Data lines
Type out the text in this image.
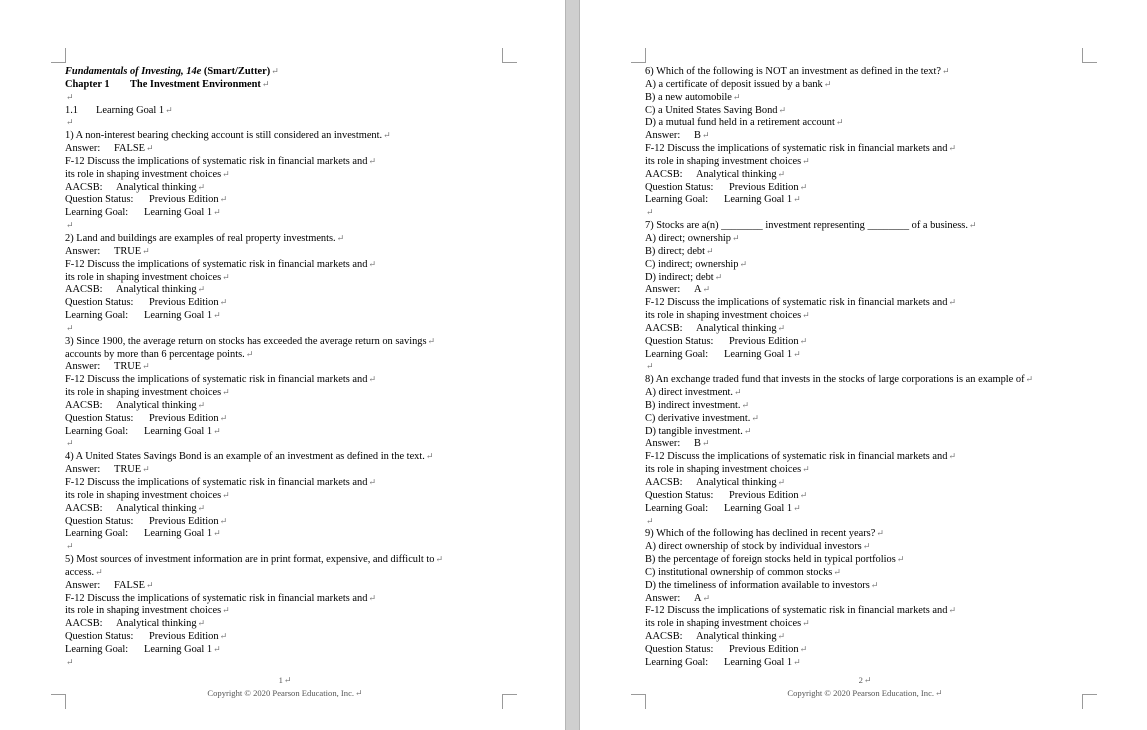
Fundamentals of Investing, 14e (Smart/Zutter)↵
Chapter 1 The Investment Environment↵
↵
1.1 Learning Goal 1↵
↵
1) A non-interest bearing checking account is still considered an investment.↵
Answer: FALSE↵
F-12 Discuss the implications of systematic risk in financial markets and↵
its role in shaping investment choices↵
AACSB: Analytical thinking↵
Question Status: Previous Edition↵
Learning Goal: Learning Goal 1↵
↵
2) Land and buildings are examples of real property investments.↵
Answer: TRUE↵
F-12 Discuss the implications of systematic risk in financial markets and↵
its role in shaping investment choices↵
AACSB: Analytical thinking↵
Question Status: Previous Edition↵
Learning Goal: Learning Goal 1↵
↵
3) Since 1900, the average return on stocks has exceeded the average return on savings↵
accounts by more than 6 percentage points.↵
Answer: TRUE↵
F-12 Discuss the implications of systematic risk in financial markets and↵
its role in shaping investment choices↵
AACSB: Analytical thinking↵
Question Status: Previous Edition↵
Learning Goal: Learning Goal 1↵
↵
4) A United States Savings Bond is an example of an investment as defined in the text.↵
Answer: TRUE↵
F-12 Discuss the implications of systematic risk in financial markets and↵
its role in shaping investment choices↵
AACSB: Analytical thinking↵
Question Status: Previous Edition↵
Learning Goal: Learning Goal 1↵
↵
5) Most sources of investment information are in print format, expensive, and difficult to↵
access.↵
Answer: FALSE↵
F-12 Discuss the implications of systematic risk in financial markets and↵
its role in shaping investment choices↵
AACSB: Analytical thinking↵
Question Status: Previous Edition↵
Learning Goal: Learning Goal 1↵
↵
1↵
Copyright © 2020 Pearson Education, Inc.↵
6) Which of the following is NOT an investment as defined in the text?↵
A) a certificate of deposit issued by a bank↵
B) a new automobile↵
C) a United States Saving Bond↵
D) a mutual fund held in a retirement account↵
Answer: B↵
F-12 Discuss the implications of systematic risk in financial markets and↵
its role in shaping investment choices↵
AACSB: Analytical thinking↵
Question Status: Previous Edition↵
Learning Goal: Learning Goal 1↵
↵
7) Stocks are a(n) ________ investment representing ________ of a business.↵
A) direct; ownership↵
B) direct; debt↵
C) indirect; ownership↵
D) indirect; debt↵
Answer: A↵
F-12 Discuss the implications of systematic risk in financial markets and↵
its role in shaping investment choices↵
AACSB: Analytical thinking↵
Question Status: Previous Edition↵
Learning Goal: Learning Goal 1↵
↵
8) An exchange traded fund that invests in the stocks of large corporations is an example of↵
A) direct investment.↵
B) indirect investment.↵
C) derivative investment.↵
D) tangible investment.↵
Answer: B↵
F-12 Discuss the implications of systematic risk in financial markets and↵
its role in shaping investment choices↵
AACSB: Analytical thinking↵
Question Status: Previous Edition↵
Learning Goal: Learning Goal 1↵
↵
9) Which of the following has declined in recent years?↵
A) direct ownership of stock by individual investors↵
B) the percentage of foreign stocks held in typical portfolios↵
C) institutional ownership of common stocks↵
D) the timeliness of information available to investors↵
Answer: A↵
F-12 Discuss the implications of systematic risk in financial markets and↵
its role in shaping investment choices↵
AACSB: Analytical thinking↵
Question Status: Previous Edition↵
Learning Goal: Learning Goal 1↵
2↵
Copyright © 2020 Pearson Education, Inc.↵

Exercise goal
Copy out all of the material exactly as written, without its pictures.

Task response
Type out the text in this image.
Fundamentals of Investing, 14e (Smart/Zutter)↵
Chapter 1 The Investment Environment↵
↵
1.1 Learning Goal 1↵
↵
1) A non-interest bearing checking account is still considered an investment.↵
Answer: FALSE↵
F-12 Discuss the implications of systematic risk in financial markets and↵
its role in shaping investment choices↵
AACSB: Analytical thinking↵
Question Status: Previous Edition↵
Learning Goal: Learning Goal 1↵
↵
2) Land and buildings are examples of real property investments.↵
Answer: TRUE↵
F-12 Discuss the implications of systematic risk in financial markets and↵
its role in shaping investment choices↵
AACSB: Analytical thinking↵
Question Status: Previous Edition↵
Learning Goal: Learning Goal 1↵
↵
3) Since 1900, the average return on stocks has exceeded the average return on savings↵
accounts by more than 6 percentage points.↵
Answer: TRUE↵
F-12 Discuss the implications of systematic risk in financial markets and↵
its role in shaping investment choices↵
AACSB: Analytical thinking↵
Question Status: Previous Edition↵
Learning Goal: Learning Goal 1↵
↵
4) A United States Savings Bond is an example of an investment as defined in the text.↵
Answer: TRUE↵
F-12 Discuss the implications of systematic risk in financial markets and↵
its role in shaping investment choices↵
AACSB: Analytical thinking↵
Question Status: Previous Edition↵
Learning Goal: Learning Goal 1↵
↵
5) Most sources of investment information are in print format, expensive, and difficult to↵
access.↵
Answer: FALSE↵
F-12 Discuss the implications of systematic risk in financial markets and↵
its role in shaping investment choices↵
AACSB: Analytical thinking↵
Question Status: Previous Edition↵
Learning Goal: Learning Goal 1↵
↵
1↵
Copyright © 2020 Pearson Education, Inc.↵
6) Which of the following is NOT an investment as defined in the text?↵
A) a certificate of deposit issued by a bank↵
B) a new automobile↵
C) a United States Saving Bond↵
D) a mutual fund held in a retirement account↵
Answer: B↵
F-12 Discuss the implications of systematic risk in financial markets and↵
its role in shaping investment choices↵
AACSB: Analytical thinking↵
Question Status: Previous Edition↵
Learning Goal: Learning Goal 1↵
↵
7) Stocks are a(n) ________ investment representing ________ of a business.↵
A) direct; ownership↵
B) direct; debt↵
C) indirect; ownership↵
D) indirect; debt↵
Answer: A↵
F-12 Discuss the implications of systematic risk in financial markets and↵
its role in shaping investment choices↵
AACSB: Analytical thinking↵
Question Status: Previous Edition↵
Learning Goal: Learning Goal 1↵
↵
8) An exchange traded fund that invests in the stocks of large corporations is an example of↵
A) direct investment.↵
B) indirect investment.↵
C) derivative investment.↵
D) tangible investment.↵
Answer: B↵
F-12 Discuss the implications of systematic risk in financial markets and↵
its role in shaping investment choices↵
AACSB: Analytical thinking↵
Question Status: Previous Edition↵
Learning Goal: Learning Goal 1↵
↵
9) Which of the following has declined in recent years?↵
A) direct ownership of stock by individual investors↵
B) the percentage of foreign stocks held in typical portfolios↵
C) institutional ownership of common stocks↵
D) the timeliness of information available to investors↵
Answer: A↵
F-12 Discuss the implications of systematic risk in financial markets and↵
its role in shaping investment choices↵
AACSB: Analytical thinking↵
Question Status: Previous Edition↵
Learning Goal: Learning Goal 1↵
2↵
Copyright © 2020 Pearson Education, Inc.↵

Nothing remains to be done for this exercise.